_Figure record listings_
::::

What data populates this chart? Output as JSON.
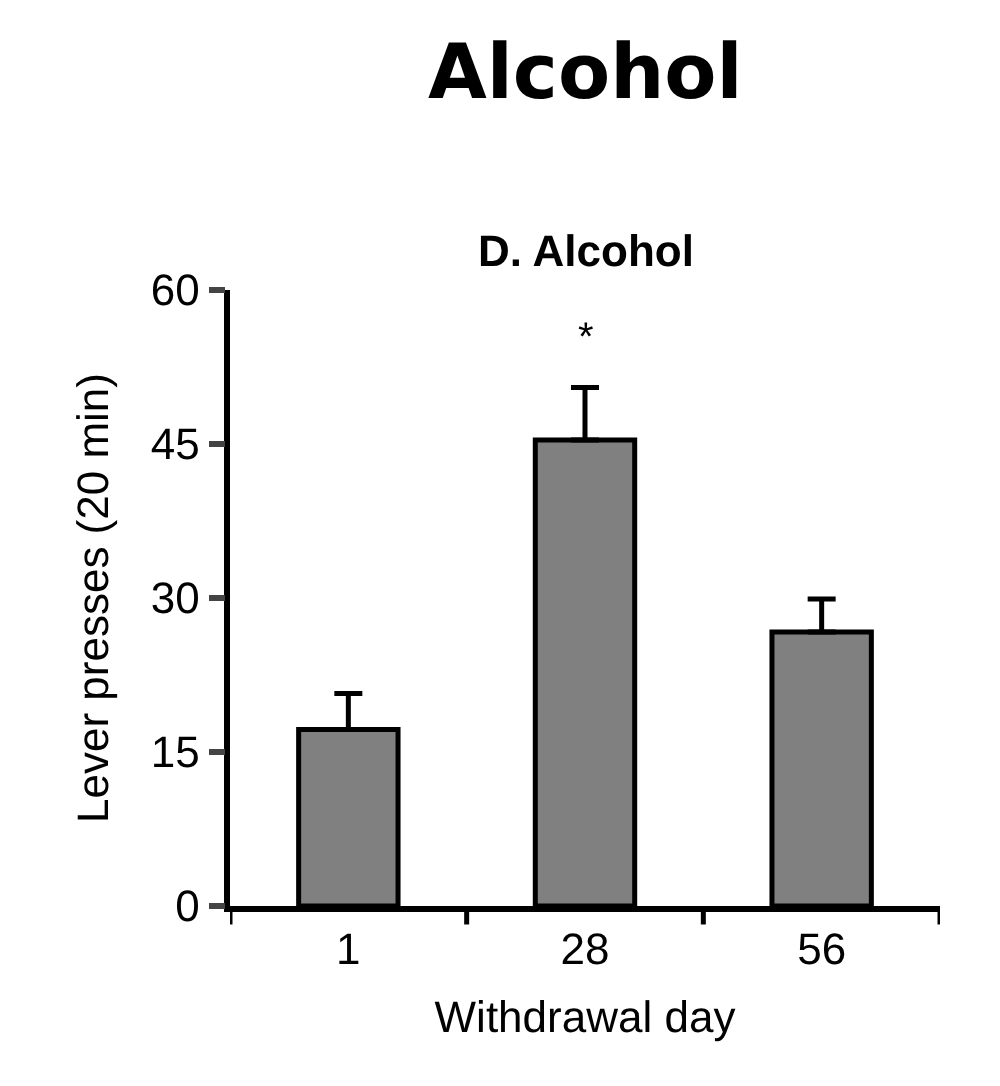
{
  "chart_data": {
    "type": "bar",
    "title": "Alcohol",
    "subtitle": "D. Alcohol",
    "xlabel": "Withdrawal day",
    "ylabel": "Lever presses (20 min)",
    "categories": [
      "1",
      "28",
      "56"
    ],
    "values": [
      17.2,
      45.4,
      26.7
    ],
    "errors": [
      [
        17.2,
        20.7
      ],
      [
        45.4,
        50.5
      ],
      [
        26.7,
        29.9
      ]
    ],
    "color": "#808080",
    "ylim": [
      0,
      60
    ],
    "yticks": [
      0,
      15,
      30,
      45,
      60
    ],
    "annotations": [
      "*"
    ]
  }
}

::::

_WHAT IS NEEDED_
Leave out all images, then reproduce the entries above exactly.

_TASK OUTPUT_
What data populates this chart? Output as JSON.
{
  "chart_data": {
    "type": "bar",
    "title": "Alcohol",
    "subtitle": "D. Alcohol",
    "xlabel": "Withdrawal day",
    "ylabel": "Lever presses (20 min)",
    "categories": [
      "1",
      "28",
      "56"
    ],
    "values": [
      17.2,
      45.4,
      26.7
    ],
    "errors": [
      [
        17.2,
        20.7
      ],
      [
        45.4,
        50.5
      ],
      [
        26.7,
        29.9
      ]
    ],
    "color": "#808080",
    "ylim": [
      0,
      60
    ],
    "yticks": [
      0,
      15,
      30,
      45,
      60
    ],
    "annotations": [
      "*"
    ]
  }
}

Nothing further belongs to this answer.